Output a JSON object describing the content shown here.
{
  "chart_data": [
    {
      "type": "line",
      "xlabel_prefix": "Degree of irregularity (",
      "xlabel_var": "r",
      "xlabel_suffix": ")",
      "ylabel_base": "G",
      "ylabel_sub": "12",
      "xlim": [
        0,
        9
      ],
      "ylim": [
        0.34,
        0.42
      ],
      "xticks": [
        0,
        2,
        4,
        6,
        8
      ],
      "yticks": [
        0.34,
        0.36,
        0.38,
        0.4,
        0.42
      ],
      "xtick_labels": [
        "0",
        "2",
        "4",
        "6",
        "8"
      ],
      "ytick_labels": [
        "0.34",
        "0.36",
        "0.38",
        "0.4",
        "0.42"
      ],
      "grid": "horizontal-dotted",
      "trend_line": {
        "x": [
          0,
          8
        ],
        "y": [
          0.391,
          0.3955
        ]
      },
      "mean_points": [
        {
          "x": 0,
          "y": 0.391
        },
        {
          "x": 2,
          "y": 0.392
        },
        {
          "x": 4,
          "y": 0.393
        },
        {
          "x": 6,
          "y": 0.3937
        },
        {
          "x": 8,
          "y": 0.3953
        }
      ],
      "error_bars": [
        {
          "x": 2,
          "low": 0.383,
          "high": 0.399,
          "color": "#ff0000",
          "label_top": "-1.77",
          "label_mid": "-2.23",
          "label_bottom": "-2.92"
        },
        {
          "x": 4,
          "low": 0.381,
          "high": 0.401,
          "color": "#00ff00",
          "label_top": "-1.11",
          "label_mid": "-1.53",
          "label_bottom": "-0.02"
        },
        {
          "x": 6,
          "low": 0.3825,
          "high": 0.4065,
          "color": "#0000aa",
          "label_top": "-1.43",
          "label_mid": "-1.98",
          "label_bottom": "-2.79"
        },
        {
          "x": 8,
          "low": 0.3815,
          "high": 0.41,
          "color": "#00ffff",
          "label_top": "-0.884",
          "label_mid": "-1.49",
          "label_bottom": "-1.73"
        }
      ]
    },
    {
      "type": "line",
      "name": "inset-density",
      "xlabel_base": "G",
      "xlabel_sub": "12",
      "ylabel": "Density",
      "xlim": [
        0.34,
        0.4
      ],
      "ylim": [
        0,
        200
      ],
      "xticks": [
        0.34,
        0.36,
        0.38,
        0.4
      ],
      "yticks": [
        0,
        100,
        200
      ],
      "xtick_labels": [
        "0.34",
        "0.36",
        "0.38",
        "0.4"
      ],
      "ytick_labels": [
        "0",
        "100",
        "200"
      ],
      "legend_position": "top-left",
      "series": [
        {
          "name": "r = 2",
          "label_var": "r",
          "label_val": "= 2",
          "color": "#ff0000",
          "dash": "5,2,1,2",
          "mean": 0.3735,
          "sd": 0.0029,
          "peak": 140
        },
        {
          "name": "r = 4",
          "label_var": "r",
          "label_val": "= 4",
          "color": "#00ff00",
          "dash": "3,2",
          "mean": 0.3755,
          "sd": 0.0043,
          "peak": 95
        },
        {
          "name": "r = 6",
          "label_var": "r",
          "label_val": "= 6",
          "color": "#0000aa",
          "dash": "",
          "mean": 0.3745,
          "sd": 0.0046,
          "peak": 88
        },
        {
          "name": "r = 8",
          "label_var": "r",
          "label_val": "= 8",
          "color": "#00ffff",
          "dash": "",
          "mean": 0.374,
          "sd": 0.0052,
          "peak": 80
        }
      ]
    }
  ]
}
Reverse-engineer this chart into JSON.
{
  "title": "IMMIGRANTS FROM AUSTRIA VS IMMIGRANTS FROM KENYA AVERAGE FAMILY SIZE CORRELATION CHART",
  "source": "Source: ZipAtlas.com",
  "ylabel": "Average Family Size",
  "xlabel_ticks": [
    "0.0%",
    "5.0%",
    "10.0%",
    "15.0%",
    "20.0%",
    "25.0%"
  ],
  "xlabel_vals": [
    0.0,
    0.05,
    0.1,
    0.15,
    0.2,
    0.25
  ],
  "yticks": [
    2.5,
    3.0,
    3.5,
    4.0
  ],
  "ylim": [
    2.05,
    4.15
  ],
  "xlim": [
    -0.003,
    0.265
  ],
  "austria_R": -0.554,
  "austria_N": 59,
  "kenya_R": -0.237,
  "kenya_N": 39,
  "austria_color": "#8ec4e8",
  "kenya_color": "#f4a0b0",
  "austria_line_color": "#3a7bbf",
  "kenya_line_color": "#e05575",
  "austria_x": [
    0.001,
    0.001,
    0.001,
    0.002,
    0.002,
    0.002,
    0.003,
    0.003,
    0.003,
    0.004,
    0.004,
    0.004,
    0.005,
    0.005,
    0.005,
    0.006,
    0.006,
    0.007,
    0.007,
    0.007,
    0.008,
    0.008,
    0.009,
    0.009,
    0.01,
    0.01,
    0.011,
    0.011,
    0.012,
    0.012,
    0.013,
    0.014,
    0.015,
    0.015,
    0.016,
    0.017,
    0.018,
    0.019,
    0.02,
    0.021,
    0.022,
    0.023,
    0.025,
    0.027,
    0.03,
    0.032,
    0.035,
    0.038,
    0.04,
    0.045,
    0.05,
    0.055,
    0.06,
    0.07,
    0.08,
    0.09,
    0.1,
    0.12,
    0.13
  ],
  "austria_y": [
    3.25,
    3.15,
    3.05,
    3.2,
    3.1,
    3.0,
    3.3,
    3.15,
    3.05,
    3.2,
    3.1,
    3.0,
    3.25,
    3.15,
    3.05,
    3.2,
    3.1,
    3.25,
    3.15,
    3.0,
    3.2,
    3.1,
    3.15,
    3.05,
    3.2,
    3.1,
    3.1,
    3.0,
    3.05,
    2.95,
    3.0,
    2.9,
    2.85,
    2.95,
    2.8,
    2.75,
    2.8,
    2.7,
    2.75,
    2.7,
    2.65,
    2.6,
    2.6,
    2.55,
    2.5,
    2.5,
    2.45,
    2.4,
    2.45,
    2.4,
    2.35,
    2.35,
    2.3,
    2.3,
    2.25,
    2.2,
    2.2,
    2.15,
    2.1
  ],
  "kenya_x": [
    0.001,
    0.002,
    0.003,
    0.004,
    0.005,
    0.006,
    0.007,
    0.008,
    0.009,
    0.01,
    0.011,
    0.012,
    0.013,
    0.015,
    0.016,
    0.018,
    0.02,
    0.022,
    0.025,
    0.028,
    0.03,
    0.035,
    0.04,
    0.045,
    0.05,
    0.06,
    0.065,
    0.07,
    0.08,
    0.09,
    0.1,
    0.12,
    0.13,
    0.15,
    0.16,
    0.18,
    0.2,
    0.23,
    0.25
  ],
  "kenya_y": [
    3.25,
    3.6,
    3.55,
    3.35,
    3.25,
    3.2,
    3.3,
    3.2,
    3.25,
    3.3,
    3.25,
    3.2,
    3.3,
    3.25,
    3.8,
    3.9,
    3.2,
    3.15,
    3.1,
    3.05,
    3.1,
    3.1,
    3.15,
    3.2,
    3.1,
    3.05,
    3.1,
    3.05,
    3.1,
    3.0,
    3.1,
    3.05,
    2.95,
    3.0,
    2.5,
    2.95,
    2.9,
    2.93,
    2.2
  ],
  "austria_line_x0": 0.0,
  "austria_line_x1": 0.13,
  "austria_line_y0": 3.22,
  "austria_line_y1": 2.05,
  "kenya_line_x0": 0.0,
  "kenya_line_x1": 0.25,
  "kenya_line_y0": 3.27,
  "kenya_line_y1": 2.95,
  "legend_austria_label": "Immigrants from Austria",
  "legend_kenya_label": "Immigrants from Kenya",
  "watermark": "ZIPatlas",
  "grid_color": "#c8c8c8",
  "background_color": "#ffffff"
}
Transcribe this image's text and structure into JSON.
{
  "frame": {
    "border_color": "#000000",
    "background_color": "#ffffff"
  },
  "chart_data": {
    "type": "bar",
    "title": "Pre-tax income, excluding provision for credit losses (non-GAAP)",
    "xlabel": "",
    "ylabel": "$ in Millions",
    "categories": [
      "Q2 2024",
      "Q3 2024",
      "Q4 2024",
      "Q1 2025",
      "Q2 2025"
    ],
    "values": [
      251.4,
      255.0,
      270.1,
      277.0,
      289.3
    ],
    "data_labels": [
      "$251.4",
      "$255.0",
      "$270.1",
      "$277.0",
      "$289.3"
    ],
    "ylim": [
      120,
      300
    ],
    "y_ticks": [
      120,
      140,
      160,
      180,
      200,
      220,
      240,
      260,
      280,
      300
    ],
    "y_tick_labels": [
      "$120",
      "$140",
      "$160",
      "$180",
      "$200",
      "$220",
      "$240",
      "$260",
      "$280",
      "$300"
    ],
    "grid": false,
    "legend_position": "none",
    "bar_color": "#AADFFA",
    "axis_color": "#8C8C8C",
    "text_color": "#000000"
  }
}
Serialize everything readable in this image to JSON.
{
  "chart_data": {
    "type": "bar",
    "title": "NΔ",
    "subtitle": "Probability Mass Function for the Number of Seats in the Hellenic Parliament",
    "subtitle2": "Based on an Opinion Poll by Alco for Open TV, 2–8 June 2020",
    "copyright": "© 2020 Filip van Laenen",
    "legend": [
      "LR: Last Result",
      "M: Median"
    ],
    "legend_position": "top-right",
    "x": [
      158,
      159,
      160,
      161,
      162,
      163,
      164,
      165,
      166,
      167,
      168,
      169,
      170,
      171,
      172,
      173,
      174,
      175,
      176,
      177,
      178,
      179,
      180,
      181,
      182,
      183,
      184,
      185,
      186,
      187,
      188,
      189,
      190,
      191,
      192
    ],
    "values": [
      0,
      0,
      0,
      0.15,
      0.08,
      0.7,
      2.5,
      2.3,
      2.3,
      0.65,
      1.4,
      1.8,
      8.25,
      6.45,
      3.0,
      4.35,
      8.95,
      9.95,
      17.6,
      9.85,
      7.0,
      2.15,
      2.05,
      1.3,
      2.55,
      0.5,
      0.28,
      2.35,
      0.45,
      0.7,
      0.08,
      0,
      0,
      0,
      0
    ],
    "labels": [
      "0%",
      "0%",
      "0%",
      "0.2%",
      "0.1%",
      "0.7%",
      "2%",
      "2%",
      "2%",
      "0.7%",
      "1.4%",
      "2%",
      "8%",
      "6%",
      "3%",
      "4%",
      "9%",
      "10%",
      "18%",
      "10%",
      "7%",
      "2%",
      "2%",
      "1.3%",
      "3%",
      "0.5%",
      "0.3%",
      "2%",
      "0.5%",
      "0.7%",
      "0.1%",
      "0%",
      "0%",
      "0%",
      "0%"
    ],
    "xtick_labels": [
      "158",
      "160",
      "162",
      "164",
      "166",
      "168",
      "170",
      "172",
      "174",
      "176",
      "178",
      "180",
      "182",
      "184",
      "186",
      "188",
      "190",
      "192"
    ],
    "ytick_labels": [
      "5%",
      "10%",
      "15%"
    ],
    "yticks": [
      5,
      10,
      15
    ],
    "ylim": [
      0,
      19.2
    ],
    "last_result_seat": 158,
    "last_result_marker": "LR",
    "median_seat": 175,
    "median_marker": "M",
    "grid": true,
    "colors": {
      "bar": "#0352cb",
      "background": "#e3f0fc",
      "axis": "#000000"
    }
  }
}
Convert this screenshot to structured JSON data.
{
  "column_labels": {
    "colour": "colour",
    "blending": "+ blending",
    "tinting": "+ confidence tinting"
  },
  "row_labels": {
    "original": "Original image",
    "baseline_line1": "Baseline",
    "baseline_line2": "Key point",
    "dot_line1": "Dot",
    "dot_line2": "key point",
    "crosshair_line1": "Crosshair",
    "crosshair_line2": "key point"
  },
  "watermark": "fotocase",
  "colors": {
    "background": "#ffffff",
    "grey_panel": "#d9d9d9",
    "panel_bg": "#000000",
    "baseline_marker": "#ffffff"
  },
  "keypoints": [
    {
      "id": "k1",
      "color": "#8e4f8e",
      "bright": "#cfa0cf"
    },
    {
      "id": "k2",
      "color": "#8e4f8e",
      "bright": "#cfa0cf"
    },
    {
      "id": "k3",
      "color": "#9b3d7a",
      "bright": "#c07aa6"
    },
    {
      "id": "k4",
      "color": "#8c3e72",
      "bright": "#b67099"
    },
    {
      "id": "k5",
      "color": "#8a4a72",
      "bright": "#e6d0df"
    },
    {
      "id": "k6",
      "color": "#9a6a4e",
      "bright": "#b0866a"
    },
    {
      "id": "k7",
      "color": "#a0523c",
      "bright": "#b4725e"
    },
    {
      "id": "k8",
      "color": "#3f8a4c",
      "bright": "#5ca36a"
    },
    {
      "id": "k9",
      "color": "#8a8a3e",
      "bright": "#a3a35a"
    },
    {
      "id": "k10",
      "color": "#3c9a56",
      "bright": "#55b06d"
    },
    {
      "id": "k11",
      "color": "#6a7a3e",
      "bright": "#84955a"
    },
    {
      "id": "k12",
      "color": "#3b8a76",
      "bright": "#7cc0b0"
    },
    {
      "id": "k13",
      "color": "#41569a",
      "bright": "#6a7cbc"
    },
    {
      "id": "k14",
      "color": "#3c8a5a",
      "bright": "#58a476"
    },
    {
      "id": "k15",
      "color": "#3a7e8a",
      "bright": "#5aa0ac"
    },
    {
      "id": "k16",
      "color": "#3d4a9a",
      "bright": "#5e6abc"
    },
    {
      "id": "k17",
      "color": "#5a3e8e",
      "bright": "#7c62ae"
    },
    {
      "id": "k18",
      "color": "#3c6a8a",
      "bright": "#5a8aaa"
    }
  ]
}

****

TASK TO CARRY OUT:
Show all lines from the data above in which the word "JSON" appears.

RESULT:
Output a JSON object describing the content shown here.
Reverse-engineer this chart into JSON.
Transcribe this image's text and structure into JSON.
Serialize everything readable in this image to JSON.
Convert this screenshot to structured JSON data.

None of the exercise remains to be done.